#### TEXT FOR ANALYSIS

Kootznahoo Inlet is located on the eastern shore of Chatham Strait in the U.S. state of Alaska. Comprising an area of about 15 sqmi, it is an intricate group of narrow passages, lagoons, and bays, having its entrance 3 miles north of Killisnoo. Kootznahoo, which means bear fortress, is also the name given by the Tlingit to mean Admiralty. The Kootznoowoo Wilderness also of the Admiralty Island covers some of the largest reserve areas covering about 1 million acres. The island is inhabited by about 1500 brown bears, the largest number recorded anywhere on the earth.

==Geography and geology==
The inlet is full of rocks and reefs. The general elevation of the surrounding land is less than 100 ft, and the channels seldom exceed 20 fathoms in depth.

Coal bearing rocks of tertiary age (Eocene and younger) are noted at the inlet in a continuous sequence, The young flora found also point to the Oligocene age overlain by the Miocene age sedimentary rock. Volcanic rocks are noted in the area as seen from the sediment deposits at the inlet. The geological formation of conglomerate, sandstone, siltstone, shale and coal in and around the inlet extending to a thickness varying from 2000 to 5000 ft are named as Kootznahoo Formation.

########
#### INPUT DATA

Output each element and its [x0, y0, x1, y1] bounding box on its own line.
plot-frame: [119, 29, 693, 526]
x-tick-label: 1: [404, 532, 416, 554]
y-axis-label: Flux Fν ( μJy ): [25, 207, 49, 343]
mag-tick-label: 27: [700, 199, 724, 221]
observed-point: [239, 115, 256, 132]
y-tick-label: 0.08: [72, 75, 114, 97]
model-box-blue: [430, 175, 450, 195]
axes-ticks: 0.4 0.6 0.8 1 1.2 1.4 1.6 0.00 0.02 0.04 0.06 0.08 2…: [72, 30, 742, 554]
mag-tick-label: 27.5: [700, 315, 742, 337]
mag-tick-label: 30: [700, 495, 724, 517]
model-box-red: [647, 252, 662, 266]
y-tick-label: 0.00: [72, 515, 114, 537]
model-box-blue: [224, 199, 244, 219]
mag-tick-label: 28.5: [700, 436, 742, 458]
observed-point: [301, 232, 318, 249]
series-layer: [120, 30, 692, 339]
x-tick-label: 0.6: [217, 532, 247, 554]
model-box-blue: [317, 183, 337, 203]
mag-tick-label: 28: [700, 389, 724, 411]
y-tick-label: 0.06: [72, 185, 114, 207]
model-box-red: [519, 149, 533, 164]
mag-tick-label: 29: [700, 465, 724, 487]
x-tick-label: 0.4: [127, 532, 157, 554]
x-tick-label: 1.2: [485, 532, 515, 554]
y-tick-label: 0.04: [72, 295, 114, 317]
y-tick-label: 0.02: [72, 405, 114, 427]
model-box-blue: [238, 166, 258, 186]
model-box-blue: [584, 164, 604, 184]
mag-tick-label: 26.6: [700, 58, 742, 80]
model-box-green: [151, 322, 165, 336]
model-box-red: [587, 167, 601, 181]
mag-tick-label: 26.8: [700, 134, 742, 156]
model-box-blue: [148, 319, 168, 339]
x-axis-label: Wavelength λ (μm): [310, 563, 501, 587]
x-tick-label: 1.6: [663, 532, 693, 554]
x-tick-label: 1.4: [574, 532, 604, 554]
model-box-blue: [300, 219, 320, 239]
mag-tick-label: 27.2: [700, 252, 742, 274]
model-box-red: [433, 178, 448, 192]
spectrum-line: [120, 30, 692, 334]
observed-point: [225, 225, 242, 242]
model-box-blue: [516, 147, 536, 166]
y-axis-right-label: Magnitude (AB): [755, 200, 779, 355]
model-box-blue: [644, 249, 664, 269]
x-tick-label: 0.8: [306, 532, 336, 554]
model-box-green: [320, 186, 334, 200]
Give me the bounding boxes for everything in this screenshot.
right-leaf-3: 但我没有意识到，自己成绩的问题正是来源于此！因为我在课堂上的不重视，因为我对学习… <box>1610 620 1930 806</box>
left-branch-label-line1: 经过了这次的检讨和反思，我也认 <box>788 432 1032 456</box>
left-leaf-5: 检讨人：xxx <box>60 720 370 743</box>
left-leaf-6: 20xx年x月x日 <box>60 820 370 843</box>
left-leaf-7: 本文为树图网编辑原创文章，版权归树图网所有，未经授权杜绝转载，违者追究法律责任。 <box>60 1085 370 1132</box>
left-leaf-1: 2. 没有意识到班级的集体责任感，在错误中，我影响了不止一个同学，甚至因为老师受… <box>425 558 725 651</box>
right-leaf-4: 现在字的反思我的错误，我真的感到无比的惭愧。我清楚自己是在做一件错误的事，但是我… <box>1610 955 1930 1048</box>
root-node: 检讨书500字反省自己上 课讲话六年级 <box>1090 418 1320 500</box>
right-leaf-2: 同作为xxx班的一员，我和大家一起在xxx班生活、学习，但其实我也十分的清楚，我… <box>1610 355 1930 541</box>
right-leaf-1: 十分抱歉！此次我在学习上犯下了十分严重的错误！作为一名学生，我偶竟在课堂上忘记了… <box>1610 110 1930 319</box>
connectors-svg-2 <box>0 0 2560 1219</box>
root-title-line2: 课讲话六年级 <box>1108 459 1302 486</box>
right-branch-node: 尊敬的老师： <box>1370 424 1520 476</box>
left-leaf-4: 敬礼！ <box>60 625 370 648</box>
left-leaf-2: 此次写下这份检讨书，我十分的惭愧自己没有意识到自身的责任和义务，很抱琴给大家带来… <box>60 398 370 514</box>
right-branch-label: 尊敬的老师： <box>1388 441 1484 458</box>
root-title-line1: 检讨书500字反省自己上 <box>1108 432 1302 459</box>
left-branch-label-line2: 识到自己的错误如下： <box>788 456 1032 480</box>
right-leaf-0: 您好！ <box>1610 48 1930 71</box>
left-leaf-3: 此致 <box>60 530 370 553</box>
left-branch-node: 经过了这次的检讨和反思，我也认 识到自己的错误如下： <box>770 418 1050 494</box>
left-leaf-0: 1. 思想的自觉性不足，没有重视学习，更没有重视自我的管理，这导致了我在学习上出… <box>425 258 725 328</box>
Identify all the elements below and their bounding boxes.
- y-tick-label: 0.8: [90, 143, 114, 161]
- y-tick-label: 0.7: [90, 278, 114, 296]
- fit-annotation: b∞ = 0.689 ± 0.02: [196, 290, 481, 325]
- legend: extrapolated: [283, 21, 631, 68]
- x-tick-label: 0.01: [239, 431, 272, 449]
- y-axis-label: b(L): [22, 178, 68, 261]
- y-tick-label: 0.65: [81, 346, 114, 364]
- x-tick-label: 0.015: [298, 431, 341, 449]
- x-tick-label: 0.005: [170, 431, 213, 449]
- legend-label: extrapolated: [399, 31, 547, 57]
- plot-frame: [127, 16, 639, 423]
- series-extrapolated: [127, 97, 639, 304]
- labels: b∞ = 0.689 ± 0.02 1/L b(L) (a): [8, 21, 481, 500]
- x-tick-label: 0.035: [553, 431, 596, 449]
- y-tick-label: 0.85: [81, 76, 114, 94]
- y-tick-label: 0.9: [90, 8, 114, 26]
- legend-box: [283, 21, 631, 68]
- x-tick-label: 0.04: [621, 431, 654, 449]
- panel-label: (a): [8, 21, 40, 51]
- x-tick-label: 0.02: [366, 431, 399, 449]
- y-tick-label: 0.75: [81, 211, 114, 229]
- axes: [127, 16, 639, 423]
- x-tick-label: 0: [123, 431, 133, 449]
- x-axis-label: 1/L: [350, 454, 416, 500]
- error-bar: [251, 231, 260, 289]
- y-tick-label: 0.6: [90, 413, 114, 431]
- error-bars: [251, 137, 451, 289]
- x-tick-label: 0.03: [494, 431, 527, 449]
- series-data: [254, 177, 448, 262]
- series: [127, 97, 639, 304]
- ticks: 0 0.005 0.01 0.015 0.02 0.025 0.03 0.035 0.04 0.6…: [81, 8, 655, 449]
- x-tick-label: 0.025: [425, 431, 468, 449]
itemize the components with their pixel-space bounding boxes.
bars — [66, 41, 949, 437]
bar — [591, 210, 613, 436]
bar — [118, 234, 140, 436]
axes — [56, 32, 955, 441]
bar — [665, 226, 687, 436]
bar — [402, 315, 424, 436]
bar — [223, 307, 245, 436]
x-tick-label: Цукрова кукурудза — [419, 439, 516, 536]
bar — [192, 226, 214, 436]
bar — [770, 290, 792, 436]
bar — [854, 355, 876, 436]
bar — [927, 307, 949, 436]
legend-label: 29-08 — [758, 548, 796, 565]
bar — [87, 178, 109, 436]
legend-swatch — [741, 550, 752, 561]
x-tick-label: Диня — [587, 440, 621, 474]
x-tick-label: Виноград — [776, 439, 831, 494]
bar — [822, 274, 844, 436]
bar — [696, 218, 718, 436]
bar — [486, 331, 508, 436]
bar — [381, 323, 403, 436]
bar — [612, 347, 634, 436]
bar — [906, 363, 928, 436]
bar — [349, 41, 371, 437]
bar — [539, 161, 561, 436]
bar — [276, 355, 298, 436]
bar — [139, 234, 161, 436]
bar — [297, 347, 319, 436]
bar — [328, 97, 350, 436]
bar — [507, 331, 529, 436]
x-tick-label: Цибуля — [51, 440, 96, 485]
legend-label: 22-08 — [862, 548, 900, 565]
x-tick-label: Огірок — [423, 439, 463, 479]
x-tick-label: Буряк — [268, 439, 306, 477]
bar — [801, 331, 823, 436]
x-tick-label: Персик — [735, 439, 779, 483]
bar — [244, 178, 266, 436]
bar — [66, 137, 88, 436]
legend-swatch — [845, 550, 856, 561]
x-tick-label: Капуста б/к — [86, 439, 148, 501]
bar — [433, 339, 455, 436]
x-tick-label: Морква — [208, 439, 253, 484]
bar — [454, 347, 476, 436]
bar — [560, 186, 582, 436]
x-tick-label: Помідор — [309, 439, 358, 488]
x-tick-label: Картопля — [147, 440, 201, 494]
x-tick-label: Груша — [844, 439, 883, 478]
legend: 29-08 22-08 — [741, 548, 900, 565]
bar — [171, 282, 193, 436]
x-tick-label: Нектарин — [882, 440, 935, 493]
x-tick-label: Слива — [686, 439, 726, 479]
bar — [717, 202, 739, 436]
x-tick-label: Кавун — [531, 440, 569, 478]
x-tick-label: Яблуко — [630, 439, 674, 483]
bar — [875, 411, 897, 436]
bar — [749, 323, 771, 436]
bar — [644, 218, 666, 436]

########

→ PARTS OF THE EXERCISE
- 1) Render the sentence "The inlet is full of rocks and reefs." from the passage on Kootznahoo Inlet into French.
- 2) According to the passage on Kootznahoo Inlet, what does the name Kootznahoo mean?
- 3) Write what follows the final sentence of the passage on Kootznahoo Inlet.
The entries have no connection to the passage on Kootznahoo Inlet.

→ RESPONSES TO THE TASKS
- 1) Le bras de mer est rempli de rochers et de récifs.

- 2) It means bear fortress.

- 3)
==Fauna==
The salmon fish catches reported from this area are, sockeye/red salmon, herring, chum/dog salmon, chinook/king salmon, and pink salmon (humpies). Other fauna reported are bear, beaver, mink and sea otter.

==Culture==
The inlet Is also called Bay Tlein. It was originally with the Deishheatan people who came here because of finding beaver. The Mitchell Bay at the head of inlet was occupied by the Teokwedi clan. Later, Angoon people also used this inlet and built a village here for fishing, hunting and trapping. Angoon people held possessory rights over the shores of this inlet and lakes and the interior of the Admiralty Island which drained into this inlet.